===== Exercise data

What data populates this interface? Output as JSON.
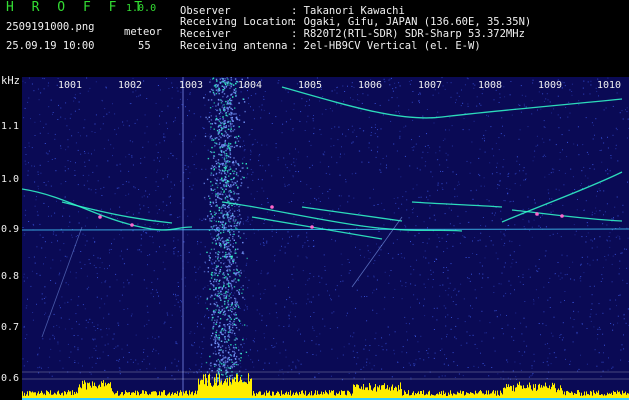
{
  "header": {
    "brand": "H R O F F T",
    "version": "1.0.0",
    "filename": "2509191000.png",
    "datetime": "25.09.19 10:00",
    "meteor_label": "meteor",
    "meteor_count": "55"
  },
  "info": [
    {
      "label": "Observer",
      "value": ": Takanori Kawachi"
    },
    {
      "label": "Receiving Location",
      "value": ": Ogaki, Gifu, JAPAN (136.60E, 35.35N)"
    },
    {
      "label": "Receiver",
      "value": ": R820T2(RTL-SDR) SDR-Sharp 53.372MHz"
    },
    {
      "label": "Receiving antenna",
      "value": ": 2el-HB9CV Vertical (el. E-W)"
    }
  ],
  "chart_data": {
    "type": "heatmap",
    "ylabel": "kHz",
    "yticks": [
      "1.1",
      "1.0",
      "0.9",
      "0.8",
      "0.7",
      "0.6"
    ],
    "xticks": [
      "1001",
      "1002",
      "1003",
      "1004",
      "1005",
      "1006",
      "1007",
      "1008",
      "1009",
      "1010"
    ],
    "colors": {
      "background": "#0a0a55",
      "noise": "#4466ff",
      "signal": "#33ffcc",
      "strong": "#ff66cc",
      "histogram": "#ffee00"
    }
  }
}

==========

- _What the task asks_: Print all entries exactly. The images do not belong in the copy.

- _Exercise output_:
What data populates this interface? Output as JSON.
{
  "header": {
    "brand": "H R O F F T",
    "version": "1.0.0",
    "filename": "2509191000.png",
    "datetime": "25.09.19 10:00",
    "meteor_label": "meteor",
    "meteor_count": "55"
  },
  "info": [
    {
      "label": "Observer",
      "value": ": Takanori Kawachi"
    },
    {
      "label": "Receiving Location",
      "value": ": Ogaki, Gifu, JAPAN (136.60E, 35.35N)"
    },
    {
      "label": "Receiver",
      "value": ": R820T2(RTL-SDR) SDR-Sharp 53.372MHz"
    },
    {
      "label": "Receiving antenna",
      "value": ": 2el-HB9CV Vertical (el. E-W)"
    }
  ],
  "chart_data": {
    "type": "heatmap",
    "ylabel": "kHz",
    "yticks": [
      "1.1",
      "1.0",
      "0.9",
      "0.8",
      "0.7",
      "0.6"
    ],
    "xticks": [
      "1001",
      "1002",
      "1003",
      "1004",
      "1005",
      "1006",
      "1007",
      "1008",
      "1009",
      "1010"
    ],
    "colors": {
      "background": "#0a0a55",
      "noise": "#4466ff",
      "signal": "#33ffcc",
      "strong": "#ff66cc",
      "histogram": "#ffee00"
    }
  }
}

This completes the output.